Data excerpts
******************************

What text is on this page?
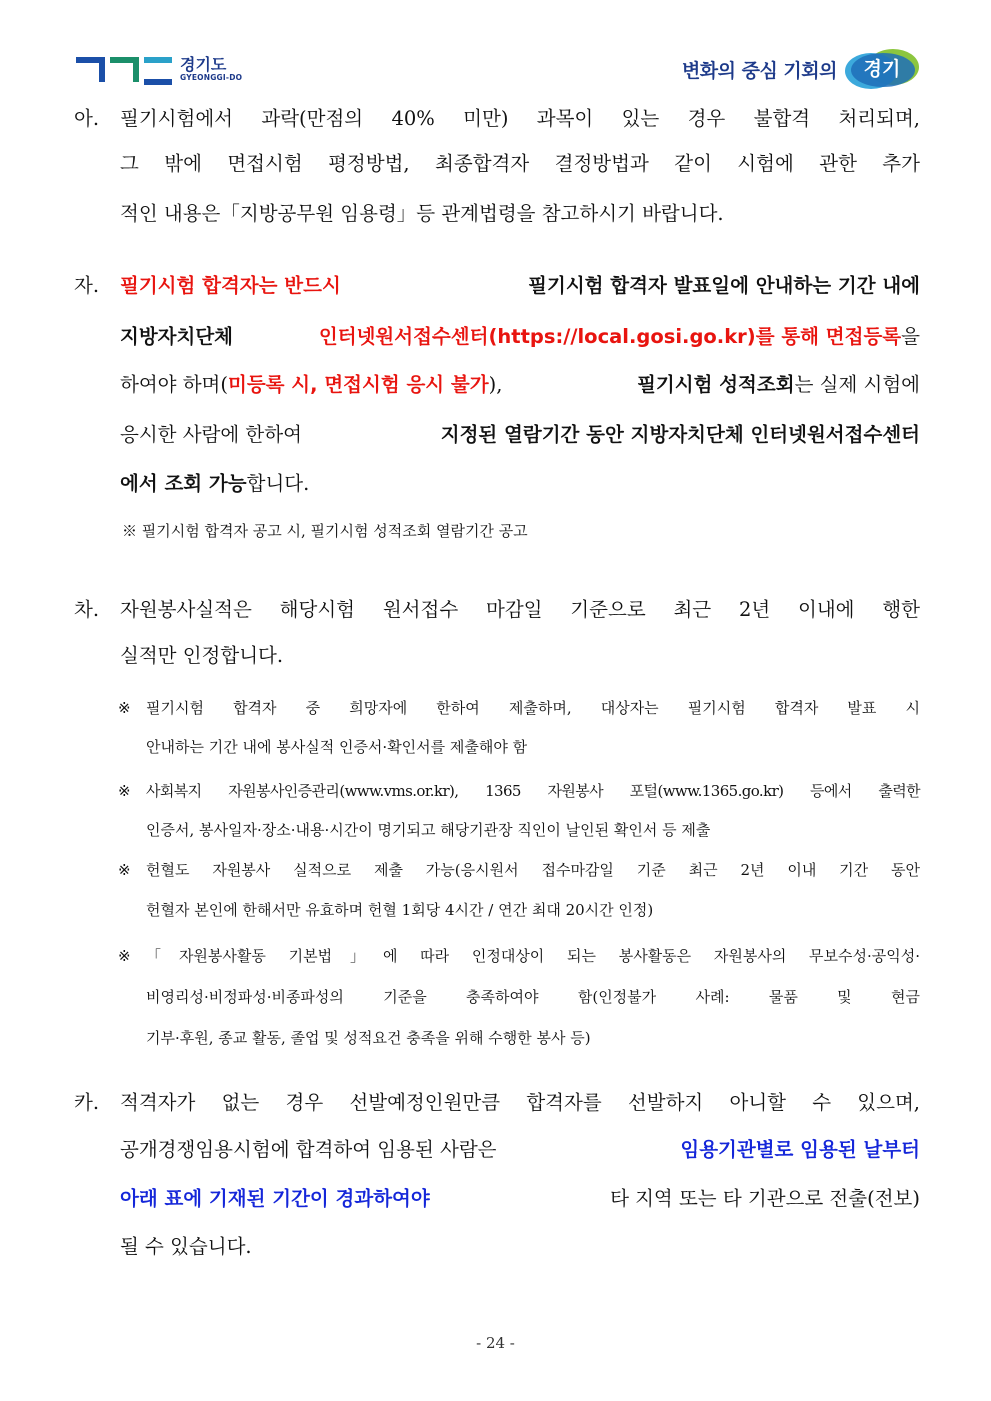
경기도
GYEONGGI-DO	변화의 중심 기회의	경기
아. 필기시험에서 과락(만점의 40% 미만) 과목이 있는 경우 불합격 처리되며,
그 밖에 면접시험 평정방법, 최종합격자 결정방법과 같이 시험에 관한 추가
적인 내용은「지방공무원 임용령」등 관계법령을 참고하시기 바랍니다.
자. 필기시험 합격자는 반드시	필기시험 합격자 발표일에 안내하는 기간 내에
지방자치단체	인터넷원서접수센터(https://local.gosi.go.kr)를 통해 면접등록을
하여야 하며(미등록 시, 면접시험 응시 불가),	필기시험 성적조회는 실제 시험에
응시한 사람에 한하여	지정된 열람기간 동안 지방자치단체 인터넷원서접수센터
에서 조회 가능합니다.
※ 필기시험 합격자 공고 시, 필기시험 성적조회 열람기간 공고
차. 자원봉사실적은 해당시험 원서접수 마감일 기준으로 최근 2년 이내에 행한
실적만 인정합니다.
※ 필기시험 합격자 중 희망자에 한하여 제출하며, 대상자는 필기시험 합격자 발표 시
안내하는 기간 내에 봉사실적 인증서·확인서를 제출해야 함
※ 사회복지 자원봉사인증관리(www.vms.or.kr), 1365 자원봉사 포털(www.1365.go.kr) 등에서 출력한
인증서, 봉사일자·장소·내용·시간이 명기되고 해당기관장 직인이 날인된 확인서 등 제출
※ 헌혈도 자원봉사 실적으로 제출 가능(응시원서 접수마감일 기준 최근 2년 이내 기간 동안
헌혈자 본인에 한해서만 유효하며 헌혈 1회당 4시간 / 연간 최대 20시간 인정)
※ 「자원봉사활동 기본법」에 따라 인정대상이 되는 봉사활동은 자원봉사의 무보수성·공익성·
비영리성·비정파성·비종파성의 기준을 충족하여야 함(인정불가 사례: 물품 및 현금
기부·후원, 종교 활동, 졸업 및 성적요건 충족을 위해 수행한 봉사 등)
카. 적격자가 없는 경우 선발예정인원만큼 합격자를 선발하지 아니할 수 있으며,
공개경쟁임용시험에 합격하여 임용된 사람은	임용기관별로 임용된 날부터
아래 표에 기재된 기간이 경과하여야	타 지역 또는 타 기관으로 전출(전보)
될 수 있습니다.
- 24 -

******************************

Leave out the pictures and print each record exactly as it stands.

What text is on this page?
경기도
GYEONGGI-DO	변화의 중심 기회의	경기
아. 필기시험에서 과락(만점의 40% 미만) 과목이 있는 경우 불합격 처리되며,
그 밖에 면접시험 평정방법, 최종합격자 결정방법과 같이 시험에 관한 추가
적인 내용은「지방공무원 임용령」등 관계법령을 참고하시기 바랍니다.
자. 필기시험 합격자는 반드시	필기시험 합격자 발표일에 안내하는 기간 내에
지방자치단체	인터넷원서접수센터(https://local.gosi.go.kr)를 통해 면접등록을
하여야 하며(미등록 시, 면접시험 응시 불가),	필기시험 성적조회는 실제 시험에
응시한 사람에 한하여	지정된 열람기간 동안 지방자치단체 인터넷원서접수센터
에서 조회 가능합니다.
※ 필기시험 합격자 공고 시, 필기시험 성적조회 열람기간 공고
차. 자원봉사실적은 해당시험 원서접수 마감일 기준으로 최근 2년 이내에 행한
실적만 인정합니다.
※ 필기시험 합격자 중 희망자에 한하여 제출하며, 대상자는 필기시험 합격자 발표 시
안내하는 기간 내에 봉사실적 인증서·확인서를 제출해야 함
※ 사회복지 자원봉사인증관리(www.vms.or.kr), 1365 자원봉사 포털(www.1365.go.kr) 등에서 출력한
인증서, 봉사일자·장소·내용·시간이 명기되고 해당기관장 직인이 날인된 확인서 등 제출
※ 헌혈도 자원봉사 실적으로 제출 가능(응시원서 접수마감일 기준 최근 2년 이내 기간 동안
헌혈자 본인에 한해서만 유효하며 헌혈 1회당 4시간 / 연간 최대 20시간 인정)
※ 「자원봉사활동 기본법」에 따라 인정대상이 되는 봉사활동은 자원봉사의 무보수성·공익성·
비영리성·비정파성·비종파성의 기준을 충족하여야 함(인정불가 사례: 물품 및 현금
기부·후원, 종교 활동, 졸업 및 성적요건 충족을 위해 수행한 봉사 등)
카. 적격자가 없는 경우 선발예정인원만큼 합격자를 선발하지 아니할 수 있으며,
공개경쟁임용시험에 합격하여 임용된 사람은	임용기관별로 임용된 날부터
아래 표에 기재된 기간이 경과하여야	타 지역 또는 타 기관으로 전출(전보)
될 수 있습니다.
- 24 -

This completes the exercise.